BRIEF 1: In the evaluation and translation text, which body is expected to commit money to linkage/retention intervention protocols?
BRIEF 2: Rewrite the paragraph beginning "Interventions also need to be scaled up" in the evaluation and translation text as a short list that keeps its main facts.
BRIEF 3: Continue the evaluation and translation text from its last sentence.

PAGE TEXT:
= Beginning of Section =

Evaluation and Translation
The scale-up and adoption of these and other practices, particularly those that have the potential to work in different populations and geographies across the continuum of care, require multidisciplinary research. Not only is this needed to better understand how to support the engagement needs of those who have not yet been successfully retained in care, but it is also necessary to minimize the risk of attrition among those currently relying on these services.
Expanding the evidence base, notably controlled clinical trials evaluating the efficacy of innovative approaches and prospective cohorts to further validate the outcomes and cost-effectiveness of established interventions, is essential, particularly if we’re to fully establish best practices to overcome barriers to care. Such research, however, isn’t cheap, and linkage/retention intervention protocols will require financial commitments from the National Institutes of Health.
Interventions also need to be scaled up. To ensure effectiveness, we need to determine in which settings interventions may be necessary, the motivators and barriers associated with their uptake, and ways to tailor the interventions while maintaining fidelity to their proven methodology. It is here that we can deploy implementation science, a rapidly evolving field of research, to determine how best to translate proven interventions into clinical practice and further validate their role in improving all aspects of the continuum of care.
Implementation science begins with the understanding that “top-down” clinical trial efficacy does not necessarily translate into effectiveness and efficiency in the real world, in large part due to social, behavioral, cultural, and service-delivery factors that exist outside of the research setting. The “bottom-up” approach to implementation science involves collaboration between service providers and people living with HIV to answer critical questions about effective translation of proven innovations--a number of study frameworks, characteristics, and methods are described in the literature--while at the same time yielding scientifically validated implementation strategies and outcomes measurements that can be disseminated and replicated elsewhere.

= End of Section =

DATASET RECORDS:
= Beginning of Section =

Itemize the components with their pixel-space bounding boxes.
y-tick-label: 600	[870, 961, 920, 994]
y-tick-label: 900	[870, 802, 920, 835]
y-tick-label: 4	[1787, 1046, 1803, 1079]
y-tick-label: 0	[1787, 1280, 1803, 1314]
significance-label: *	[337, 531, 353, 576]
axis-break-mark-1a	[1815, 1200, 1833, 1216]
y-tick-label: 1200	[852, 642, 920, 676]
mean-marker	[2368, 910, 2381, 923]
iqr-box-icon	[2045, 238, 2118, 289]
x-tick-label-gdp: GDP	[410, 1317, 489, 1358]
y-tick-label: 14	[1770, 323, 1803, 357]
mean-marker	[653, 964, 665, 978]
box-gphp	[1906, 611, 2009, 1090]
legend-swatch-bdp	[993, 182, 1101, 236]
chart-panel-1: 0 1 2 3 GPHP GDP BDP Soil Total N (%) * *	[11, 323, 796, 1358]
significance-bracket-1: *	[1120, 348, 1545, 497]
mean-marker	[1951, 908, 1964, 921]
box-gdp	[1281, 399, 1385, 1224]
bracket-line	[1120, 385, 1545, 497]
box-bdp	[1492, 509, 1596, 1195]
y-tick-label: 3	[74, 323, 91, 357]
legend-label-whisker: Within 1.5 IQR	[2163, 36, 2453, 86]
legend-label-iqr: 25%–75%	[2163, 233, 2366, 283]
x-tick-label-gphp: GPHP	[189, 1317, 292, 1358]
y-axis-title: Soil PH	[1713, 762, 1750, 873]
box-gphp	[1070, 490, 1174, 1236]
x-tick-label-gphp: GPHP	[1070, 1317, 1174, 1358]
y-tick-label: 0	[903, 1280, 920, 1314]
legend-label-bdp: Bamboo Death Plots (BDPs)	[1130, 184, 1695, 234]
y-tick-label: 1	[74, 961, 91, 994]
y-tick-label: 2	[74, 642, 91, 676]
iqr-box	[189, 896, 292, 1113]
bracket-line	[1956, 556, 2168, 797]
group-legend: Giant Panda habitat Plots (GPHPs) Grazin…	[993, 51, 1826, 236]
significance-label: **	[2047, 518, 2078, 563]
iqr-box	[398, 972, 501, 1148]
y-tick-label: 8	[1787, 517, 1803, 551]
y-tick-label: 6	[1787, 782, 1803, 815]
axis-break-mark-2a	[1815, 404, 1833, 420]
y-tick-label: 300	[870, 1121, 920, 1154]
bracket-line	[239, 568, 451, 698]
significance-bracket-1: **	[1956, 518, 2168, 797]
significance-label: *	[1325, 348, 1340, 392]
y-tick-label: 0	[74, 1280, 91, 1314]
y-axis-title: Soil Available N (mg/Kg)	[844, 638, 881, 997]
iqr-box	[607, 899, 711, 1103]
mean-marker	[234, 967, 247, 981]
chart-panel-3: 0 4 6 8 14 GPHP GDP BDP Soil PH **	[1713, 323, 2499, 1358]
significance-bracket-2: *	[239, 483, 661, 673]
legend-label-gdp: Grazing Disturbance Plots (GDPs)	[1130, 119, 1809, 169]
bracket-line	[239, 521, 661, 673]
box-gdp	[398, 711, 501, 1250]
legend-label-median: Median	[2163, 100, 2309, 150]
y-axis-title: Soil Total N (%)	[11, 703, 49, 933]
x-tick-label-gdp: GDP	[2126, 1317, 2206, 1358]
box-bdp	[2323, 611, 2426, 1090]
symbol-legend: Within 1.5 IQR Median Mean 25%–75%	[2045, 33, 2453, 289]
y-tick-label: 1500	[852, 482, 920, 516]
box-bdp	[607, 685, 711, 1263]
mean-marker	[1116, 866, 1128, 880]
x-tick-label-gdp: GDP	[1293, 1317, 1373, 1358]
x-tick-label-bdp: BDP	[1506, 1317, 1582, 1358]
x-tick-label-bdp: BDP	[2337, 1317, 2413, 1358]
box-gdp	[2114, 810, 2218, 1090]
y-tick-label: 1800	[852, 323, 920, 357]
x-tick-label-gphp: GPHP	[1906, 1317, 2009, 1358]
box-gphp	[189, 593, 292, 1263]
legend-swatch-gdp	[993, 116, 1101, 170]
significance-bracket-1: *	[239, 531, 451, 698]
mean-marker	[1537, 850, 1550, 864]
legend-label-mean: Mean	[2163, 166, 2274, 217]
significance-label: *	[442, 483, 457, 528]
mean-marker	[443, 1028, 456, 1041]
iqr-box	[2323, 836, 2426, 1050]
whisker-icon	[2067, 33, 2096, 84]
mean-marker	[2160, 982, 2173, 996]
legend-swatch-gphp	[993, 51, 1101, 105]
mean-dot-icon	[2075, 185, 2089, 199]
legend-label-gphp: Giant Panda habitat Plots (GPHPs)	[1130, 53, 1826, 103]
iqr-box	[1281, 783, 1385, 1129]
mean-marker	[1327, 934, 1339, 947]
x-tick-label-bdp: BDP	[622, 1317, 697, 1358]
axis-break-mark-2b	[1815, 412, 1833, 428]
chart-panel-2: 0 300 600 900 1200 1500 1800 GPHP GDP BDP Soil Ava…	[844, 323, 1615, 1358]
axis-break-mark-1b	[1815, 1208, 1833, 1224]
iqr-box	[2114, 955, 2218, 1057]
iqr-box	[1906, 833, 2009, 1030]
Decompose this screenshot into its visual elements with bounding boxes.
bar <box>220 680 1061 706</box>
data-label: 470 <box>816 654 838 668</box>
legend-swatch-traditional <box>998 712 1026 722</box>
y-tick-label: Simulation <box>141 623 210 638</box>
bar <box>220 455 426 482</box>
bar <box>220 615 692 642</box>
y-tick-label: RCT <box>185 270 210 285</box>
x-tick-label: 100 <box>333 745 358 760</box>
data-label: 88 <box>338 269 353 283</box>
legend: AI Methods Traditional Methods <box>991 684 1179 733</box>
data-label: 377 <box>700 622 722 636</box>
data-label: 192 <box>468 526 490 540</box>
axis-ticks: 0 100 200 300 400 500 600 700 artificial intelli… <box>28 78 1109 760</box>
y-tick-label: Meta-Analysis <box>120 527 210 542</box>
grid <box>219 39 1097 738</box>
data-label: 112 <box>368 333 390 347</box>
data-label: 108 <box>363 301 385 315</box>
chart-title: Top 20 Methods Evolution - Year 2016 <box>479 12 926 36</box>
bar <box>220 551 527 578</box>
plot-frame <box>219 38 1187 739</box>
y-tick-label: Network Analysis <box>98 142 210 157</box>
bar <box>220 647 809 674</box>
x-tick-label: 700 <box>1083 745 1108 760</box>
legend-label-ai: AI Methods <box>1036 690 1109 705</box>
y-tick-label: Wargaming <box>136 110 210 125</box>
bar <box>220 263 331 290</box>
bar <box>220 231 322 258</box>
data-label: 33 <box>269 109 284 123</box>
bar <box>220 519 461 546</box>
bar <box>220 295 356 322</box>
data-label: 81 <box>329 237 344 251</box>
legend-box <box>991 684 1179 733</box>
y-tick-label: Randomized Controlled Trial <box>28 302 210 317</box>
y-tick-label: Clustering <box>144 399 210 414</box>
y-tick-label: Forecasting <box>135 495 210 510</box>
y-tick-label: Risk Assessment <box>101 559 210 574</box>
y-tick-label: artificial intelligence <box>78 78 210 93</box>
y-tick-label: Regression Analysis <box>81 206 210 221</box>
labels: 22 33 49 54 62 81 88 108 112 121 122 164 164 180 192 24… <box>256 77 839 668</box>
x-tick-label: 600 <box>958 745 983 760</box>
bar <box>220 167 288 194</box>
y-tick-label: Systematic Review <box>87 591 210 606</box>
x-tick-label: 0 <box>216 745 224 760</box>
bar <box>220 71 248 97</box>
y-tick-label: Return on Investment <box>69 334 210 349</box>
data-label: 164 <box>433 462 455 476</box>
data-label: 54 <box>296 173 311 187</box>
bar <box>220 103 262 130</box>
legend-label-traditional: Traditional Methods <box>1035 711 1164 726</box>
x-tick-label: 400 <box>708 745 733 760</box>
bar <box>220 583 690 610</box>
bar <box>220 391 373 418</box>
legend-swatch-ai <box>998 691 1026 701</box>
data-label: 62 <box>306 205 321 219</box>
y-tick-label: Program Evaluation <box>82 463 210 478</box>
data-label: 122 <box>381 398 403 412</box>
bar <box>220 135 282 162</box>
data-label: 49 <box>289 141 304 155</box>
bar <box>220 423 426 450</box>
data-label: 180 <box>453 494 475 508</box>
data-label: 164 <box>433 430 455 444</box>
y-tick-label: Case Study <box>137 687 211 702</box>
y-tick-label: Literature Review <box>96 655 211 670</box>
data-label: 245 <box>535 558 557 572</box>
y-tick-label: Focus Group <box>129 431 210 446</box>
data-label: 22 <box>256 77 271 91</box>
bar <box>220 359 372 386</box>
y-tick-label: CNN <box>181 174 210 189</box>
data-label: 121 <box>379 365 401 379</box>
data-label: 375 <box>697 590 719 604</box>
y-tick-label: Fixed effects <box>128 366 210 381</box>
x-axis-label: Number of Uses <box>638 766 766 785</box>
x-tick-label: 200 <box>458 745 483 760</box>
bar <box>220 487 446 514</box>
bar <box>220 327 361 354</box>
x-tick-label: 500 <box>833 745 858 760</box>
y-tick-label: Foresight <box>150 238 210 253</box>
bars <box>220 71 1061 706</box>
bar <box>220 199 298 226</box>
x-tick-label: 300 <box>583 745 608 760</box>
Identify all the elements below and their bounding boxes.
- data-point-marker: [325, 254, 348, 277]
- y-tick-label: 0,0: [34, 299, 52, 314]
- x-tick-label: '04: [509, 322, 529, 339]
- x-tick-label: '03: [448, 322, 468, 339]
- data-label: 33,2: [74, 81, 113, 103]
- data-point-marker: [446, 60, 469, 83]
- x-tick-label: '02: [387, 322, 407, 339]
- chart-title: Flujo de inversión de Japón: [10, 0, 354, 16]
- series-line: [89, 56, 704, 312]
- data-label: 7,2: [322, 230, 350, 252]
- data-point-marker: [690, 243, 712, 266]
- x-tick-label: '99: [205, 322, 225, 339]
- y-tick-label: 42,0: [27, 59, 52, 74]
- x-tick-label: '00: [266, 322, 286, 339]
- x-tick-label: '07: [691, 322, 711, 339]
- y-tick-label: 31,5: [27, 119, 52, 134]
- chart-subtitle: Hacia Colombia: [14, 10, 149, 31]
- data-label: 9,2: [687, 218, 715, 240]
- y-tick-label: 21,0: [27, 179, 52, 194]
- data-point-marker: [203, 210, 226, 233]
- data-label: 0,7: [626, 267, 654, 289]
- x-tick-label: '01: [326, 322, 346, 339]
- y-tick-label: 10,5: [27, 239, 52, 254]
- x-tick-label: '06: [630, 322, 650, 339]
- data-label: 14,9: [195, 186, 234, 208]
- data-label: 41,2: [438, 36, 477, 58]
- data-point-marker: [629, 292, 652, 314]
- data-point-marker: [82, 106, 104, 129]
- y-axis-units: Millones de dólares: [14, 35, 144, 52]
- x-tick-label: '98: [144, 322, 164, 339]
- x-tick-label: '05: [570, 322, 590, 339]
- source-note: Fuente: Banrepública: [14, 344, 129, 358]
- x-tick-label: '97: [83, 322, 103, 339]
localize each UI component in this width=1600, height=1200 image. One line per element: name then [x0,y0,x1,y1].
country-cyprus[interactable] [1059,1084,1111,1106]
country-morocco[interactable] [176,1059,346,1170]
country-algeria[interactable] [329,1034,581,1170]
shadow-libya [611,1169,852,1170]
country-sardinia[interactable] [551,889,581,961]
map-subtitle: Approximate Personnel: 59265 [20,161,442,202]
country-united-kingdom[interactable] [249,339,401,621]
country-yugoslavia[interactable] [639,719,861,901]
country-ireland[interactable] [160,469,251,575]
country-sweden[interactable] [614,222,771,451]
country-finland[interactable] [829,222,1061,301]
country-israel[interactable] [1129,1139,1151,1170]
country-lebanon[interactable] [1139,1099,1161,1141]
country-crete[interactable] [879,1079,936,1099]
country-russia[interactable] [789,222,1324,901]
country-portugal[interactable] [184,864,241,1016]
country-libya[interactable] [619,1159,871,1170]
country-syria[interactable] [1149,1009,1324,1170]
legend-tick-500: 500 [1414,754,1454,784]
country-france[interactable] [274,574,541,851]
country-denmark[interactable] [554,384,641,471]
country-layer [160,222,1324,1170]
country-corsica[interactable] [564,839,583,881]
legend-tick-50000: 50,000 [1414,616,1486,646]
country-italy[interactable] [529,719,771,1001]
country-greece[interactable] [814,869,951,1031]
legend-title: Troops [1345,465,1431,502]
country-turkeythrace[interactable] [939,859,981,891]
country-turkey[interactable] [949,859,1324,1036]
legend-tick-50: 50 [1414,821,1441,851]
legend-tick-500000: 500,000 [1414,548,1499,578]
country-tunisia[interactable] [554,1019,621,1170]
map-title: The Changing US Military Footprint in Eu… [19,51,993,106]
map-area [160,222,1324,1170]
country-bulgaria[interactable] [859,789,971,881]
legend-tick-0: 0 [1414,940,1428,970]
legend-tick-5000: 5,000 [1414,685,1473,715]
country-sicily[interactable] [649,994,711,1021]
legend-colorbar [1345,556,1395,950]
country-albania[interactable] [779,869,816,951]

= End of Section =

TASK ANSWER 1: The National Institutes of Health.

TASK ANSWER 2:
- Interventions need to be scaled up.
- To ensure effectiveness, we must determine where interventions may be necessary, what motivates and hinders their uptake, and how to tailor them while keeping fidelity to their proven methodology.
- Implementation science, a rapidly evolving research field, can be used to find how best to translate proven interventions into clinical practice.
- It can also further validate their role in improving all aspects of the continuum of care.

TASK ANSWER 3:
The President’s Emergency Plan for AIDS Relief (PEPFAR), which was initially concerned with reducing AIDS-associated morbidity and mortality as quickly as possible in lower-income countries and did not at the outset include research, now supports implementation science to ensure that evidence-based engagement, prevention, and treatment strategies are evaluated and translated into sustainable, locally owned practices.
It’s now time to develop and implement a domestic implementation science research agenda. This will require the Office of National AIDS Policy to coordinate the resources and capabilities of many U.S. Department of Health and Human Services agencies, along with critical input from state health departments, health and social service providers, activists, and people living with HIV. Encouragingly, this cross-agency collaboration has already been put into play, with President Obama’s July executive order for an HIV Care Continuum Initiative (see "A Commitment to the HIV Continuum of Care," by Scott Morgan, also published in the October 2013 issue of TAGline).
To achieve the HIV disease management goals of the National HIV/AIDS Strategy as we prepare for a substantial shift in the U.S. health care delivery framework, a nationwide push is needed for the necessary evidence-based research and science-driven implementation to maximize engagement in care. We’ve made tremendous progress in our ability to safely and effectively treat HIV over the past 25 years. We now need to ensure that its lifesaving and transmission-preventing potential isn’t limited to only 25 percent of people living with HIV.